═══ Given data ═══
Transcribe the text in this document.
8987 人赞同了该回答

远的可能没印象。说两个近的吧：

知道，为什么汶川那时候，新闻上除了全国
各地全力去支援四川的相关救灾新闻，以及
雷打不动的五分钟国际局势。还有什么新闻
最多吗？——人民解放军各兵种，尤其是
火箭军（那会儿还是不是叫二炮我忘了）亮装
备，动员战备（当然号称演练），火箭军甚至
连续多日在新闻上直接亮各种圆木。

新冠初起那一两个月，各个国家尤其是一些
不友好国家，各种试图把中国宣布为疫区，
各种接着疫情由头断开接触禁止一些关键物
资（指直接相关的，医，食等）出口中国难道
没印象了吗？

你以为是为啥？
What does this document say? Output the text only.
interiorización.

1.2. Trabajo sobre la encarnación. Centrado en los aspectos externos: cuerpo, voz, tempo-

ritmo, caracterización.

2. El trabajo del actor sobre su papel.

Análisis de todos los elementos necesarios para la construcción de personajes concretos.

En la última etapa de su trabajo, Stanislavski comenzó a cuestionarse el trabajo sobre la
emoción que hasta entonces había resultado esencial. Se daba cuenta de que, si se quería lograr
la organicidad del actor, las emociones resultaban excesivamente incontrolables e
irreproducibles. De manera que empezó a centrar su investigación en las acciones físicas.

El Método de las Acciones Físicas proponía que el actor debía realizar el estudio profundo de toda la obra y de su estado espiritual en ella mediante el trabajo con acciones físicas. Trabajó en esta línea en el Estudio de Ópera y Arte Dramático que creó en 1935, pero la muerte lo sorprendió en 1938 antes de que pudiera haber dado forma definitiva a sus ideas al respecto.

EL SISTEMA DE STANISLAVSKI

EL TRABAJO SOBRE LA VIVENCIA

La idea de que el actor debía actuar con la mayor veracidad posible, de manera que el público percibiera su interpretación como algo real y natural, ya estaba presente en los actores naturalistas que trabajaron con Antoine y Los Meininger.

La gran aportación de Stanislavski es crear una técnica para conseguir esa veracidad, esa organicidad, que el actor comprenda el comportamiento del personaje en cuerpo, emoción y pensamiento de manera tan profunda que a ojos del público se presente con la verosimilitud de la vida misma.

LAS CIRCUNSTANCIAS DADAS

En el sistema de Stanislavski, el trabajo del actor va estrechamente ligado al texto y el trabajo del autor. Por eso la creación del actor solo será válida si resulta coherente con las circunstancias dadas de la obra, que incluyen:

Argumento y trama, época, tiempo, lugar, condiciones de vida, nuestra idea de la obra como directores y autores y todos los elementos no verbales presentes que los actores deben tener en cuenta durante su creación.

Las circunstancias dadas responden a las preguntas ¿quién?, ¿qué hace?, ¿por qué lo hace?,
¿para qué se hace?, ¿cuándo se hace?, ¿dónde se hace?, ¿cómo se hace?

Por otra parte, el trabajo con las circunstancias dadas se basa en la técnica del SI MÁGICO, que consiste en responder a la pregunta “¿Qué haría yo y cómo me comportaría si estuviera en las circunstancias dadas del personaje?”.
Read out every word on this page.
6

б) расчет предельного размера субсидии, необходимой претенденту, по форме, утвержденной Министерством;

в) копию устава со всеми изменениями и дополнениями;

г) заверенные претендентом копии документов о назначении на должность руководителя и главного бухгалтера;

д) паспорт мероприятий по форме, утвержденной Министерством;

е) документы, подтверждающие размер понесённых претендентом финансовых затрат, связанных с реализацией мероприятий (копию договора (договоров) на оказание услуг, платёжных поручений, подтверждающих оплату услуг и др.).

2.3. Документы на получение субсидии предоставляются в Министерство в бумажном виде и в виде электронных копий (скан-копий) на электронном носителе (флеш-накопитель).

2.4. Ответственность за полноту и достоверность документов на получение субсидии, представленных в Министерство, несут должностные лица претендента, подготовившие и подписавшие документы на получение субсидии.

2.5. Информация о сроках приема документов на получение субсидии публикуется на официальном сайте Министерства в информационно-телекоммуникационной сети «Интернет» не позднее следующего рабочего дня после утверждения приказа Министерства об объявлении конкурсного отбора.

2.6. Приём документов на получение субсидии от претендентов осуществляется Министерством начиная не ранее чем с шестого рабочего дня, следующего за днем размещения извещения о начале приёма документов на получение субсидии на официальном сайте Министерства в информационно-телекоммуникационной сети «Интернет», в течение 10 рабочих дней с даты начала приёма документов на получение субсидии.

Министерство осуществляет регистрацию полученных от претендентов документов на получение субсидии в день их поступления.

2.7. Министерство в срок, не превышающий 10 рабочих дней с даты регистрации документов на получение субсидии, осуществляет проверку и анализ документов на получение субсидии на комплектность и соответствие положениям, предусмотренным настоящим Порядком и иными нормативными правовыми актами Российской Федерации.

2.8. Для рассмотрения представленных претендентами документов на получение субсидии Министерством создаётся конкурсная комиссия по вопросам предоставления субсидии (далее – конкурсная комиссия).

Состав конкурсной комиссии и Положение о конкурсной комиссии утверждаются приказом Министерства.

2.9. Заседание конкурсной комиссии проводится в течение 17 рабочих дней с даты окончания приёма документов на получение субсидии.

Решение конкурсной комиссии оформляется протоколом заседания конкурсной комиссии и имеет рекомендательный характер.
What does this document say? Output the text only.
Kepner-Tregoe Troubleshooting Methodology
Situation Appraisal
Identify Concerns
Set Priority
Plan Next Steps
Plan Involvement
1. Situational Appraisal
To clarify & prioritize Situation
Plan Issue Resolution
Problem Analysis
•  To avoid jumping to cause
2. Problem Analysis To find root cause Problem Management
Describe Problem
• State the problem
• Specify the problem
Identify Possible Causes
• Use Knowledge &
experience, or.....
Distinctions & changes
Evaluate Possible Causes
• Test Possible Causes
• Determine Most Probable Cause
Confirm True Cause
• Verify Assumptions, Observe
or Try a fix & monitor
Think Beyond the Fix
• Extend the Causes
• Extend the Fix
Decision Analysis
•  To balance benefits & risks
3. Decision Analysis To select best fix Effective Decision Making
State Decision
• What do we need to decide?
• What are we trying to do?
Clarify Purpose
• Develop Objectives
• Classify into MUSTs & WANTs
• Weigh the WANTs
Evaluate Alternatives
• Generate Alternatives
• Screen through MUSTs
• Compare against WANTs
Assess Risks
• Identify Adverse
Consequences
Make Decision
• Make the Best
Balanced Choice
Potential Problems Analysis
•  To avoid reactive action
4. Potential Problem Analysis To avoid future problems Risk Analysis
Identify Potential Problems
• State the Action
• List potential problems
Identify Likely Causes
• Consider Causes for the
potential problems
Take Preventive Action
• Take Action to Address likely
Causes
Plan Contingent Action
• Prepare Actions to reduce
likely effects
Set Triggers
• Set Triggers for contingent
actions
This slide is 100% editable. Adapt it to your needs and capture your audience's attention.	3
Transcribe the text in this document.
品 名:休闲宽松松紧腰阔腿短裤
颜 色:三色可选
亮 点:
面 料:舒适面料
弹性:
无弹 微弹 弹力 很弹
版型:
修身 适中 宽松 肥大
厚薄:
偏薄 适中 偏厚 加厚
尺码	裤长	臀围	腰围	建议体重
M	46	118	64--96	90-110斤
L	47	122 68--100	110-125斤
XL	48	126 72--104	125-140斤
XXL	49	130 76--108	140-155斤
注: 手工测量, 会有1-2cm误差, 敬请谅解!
═══
● What the task requires
Tally the lines in these entries that have the string "приёма" in them, then answer with the count and nothing else.

● Response to the exercise
2